In the data below, find every line with the string "Iraq" and pull it out.

§ **Data records**:
[Start]

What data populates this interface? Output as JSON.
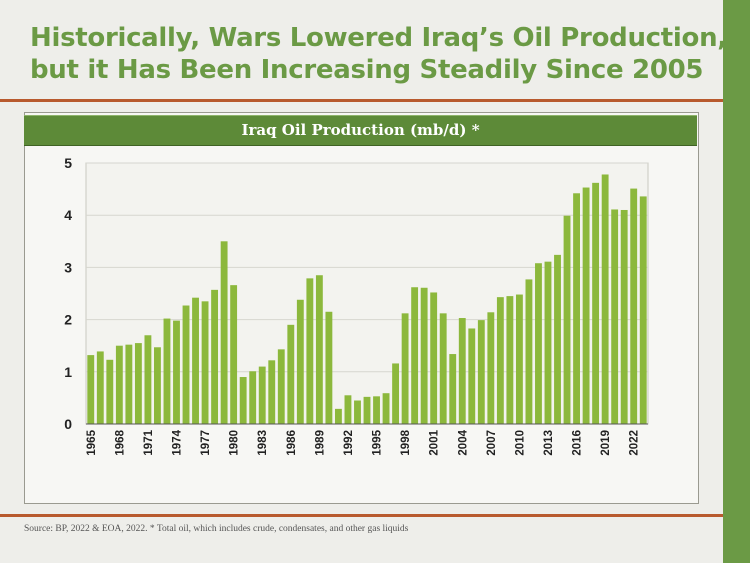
{
  "title_lines": [
    "Historically, Wars Lowered Iraq’s Oil Production,",
    "but it Has Been Increasing Steadily Since 2005"
  ],
  "source_note": "Source: BP, 2022 & EOA, 2022. * Total oil, which includes crude, condensates, and other gas liquids",
  "colors": {
    "accent": "#6b9a45",
    "bar": "#8cb83c",
    "rule": "#b85a2e"
  },
  "chart_data": {
    "type": "bar",
    "title": "Iraq Oil Production (mb/d) *",
    "xlabel": "",
    "ylabel": "",
    "ylim": [
      0,
      5
    ],
    "y_ticks": [
      0,
      1,
      2,
      3,
      4,
      5
    ],
    "x_tick_labels": [
      "1965",
      "1968",
      "1971",
      "1974",
      "1977",
      "1980",
      "1983",
      "1986",
      "1989",
      "1992",
      "1995",
      "1998",
      "2001",
      "2004",
      "2007",
      "2010",
      "2013",
      "2016",
      "2019",
      "2022"
    ],
    "grid": true,
    "categories": [
      "1965",
      "1966",
      "1967",
      "1968",
      "1969",
      "1970",
      "1971",
      "1972",
      "1973",
      "1974",
      "1975",
      "1976",
      "1977",
      "1978",
      "1979",
      "1980",
      "1981",
      "1982",
      "1983",
      "1984",
      "1985",
      "1986",
      "1987",
      "1988",
      "1989",
      "1990",
      "1991",
      "1992",
      "1993",
      "1994",
      "1995",
      "1996",
      "1997",
      "1998",
      "1999",
      "2000",
      "2001",
      "2002",
      "2003",
      "2004",
      "2005",
      "2006",
      "2007",
      "2008",
      "2009",
      "2010",
      "2011",
      "2012",
      "2013",
      "2014",
      "2015",
      "2016",
      "2017",
      "2018",
      "2019",
      "2020",
      "2021",
      "2022",
      "2023"
    ],
    "values": [
      1.32,
      1.39,
      1.23,
      1.5,
      1.52,
      1.55,
      1.7,
      1.47,
      2.02,
      1.98,
      2.27,
      2.42,
      2.35,
      2.57,
      3.5,
      2.66,
      0.9,
      1.01,
      1.1,
      1.22,
      1.43,
      1.9,
      2.38,
      2.79,
      2.85,
      2.15,
      0.29,
      0.55,
      0.45,
      0.52,
      0.53,
      0.59,
      1.16,
      2.12,
      2.62,
      2.61,
      2.52,
      2.12,
      1.34,
      2.03,
      1.83,
      1.99,
      2.14,
      2.43,
      2.45,
      2.48,
      2.77,
      3.08,
      3.11,
      3.24,
      3.99,
      4.42,
      4.53,
      4.62,
      4.78,
      4.11,
      4.1,
      4.51,
      4.36
    ]
  }
}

[End]

§ **Complete response**:
    "Historically, Wars Lowered Iraq’s Oil Production,",
    "title": "Iraq Oil Production (mb/d) *",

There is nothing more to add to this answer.